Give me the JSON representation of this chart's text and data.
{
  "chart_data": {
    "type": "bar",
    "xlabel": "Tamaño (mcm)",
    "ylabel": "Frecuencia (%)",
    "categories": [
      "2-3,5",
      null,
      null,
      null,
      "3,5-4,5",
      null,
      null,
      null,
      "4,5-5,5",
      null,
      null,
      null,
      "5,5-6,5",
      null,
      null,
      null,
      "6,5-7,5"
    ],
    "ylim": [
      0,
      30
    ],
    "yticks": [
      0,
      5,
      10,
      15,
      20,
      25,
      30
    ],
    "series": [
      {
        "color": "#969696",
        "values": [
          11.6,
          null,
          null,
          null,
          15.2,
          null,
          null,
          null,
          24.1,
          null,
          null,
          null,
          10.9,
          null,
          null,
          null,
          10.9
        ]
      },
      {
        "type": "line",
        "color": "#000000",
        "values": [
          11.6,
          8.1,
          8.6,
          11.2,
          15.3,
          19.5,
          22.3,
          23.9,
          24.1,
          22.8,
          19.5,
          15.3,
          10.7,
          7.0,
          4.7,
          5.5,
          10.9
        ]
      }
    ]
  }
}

• • • •

**Task description:** Print the complete listing again, exactly as it stands.

**Full output:**
Give me the JSON representation of this chart's text and data.
{
  "chart_data": {
    "type": "bar",
    "xlabel": "Tamaño (mcm)",
    "ylabel": "Frecuencia (%)",
    "categories": [
      "2-3,5",
      null,
      null,
      null,
      "3,5-4,5",
      null,
      null,
      null,
      "4,5-5,5",
      null,
      null,
      null,
      "5,5-6,5",
      null,
      null,
      null,
      "6,5-7,5"
    ],
    "ylim": [
      0,
      30
    ],
    "yticks": [
      0,
      5,
      10,
      15,
      20,
      25,
      30
    ],
    "series": [
      {
        "color": "#969696",
        "values": [
          11.6,
          null,
          null,
          null,
          15.2,
          null,
          null,
          null,
          24.1,
          null,
          null,
          null,
          10.9,
          null,
          null,
          null,
          10.9
        ]
      },
      {
        "type": "line",
        "color": "#000000",
        "values": [
          11.6,
          8.1,
          8.6,
          11.2,
          15.3,
          19.5,
          22.3,
          23.9,
          24.1,
          22.8,
          19.5,
          15.3,
          10.7,
          7.0,
          4.7,
          5.5,
          10.9
        ]
      }
    ]
  }
}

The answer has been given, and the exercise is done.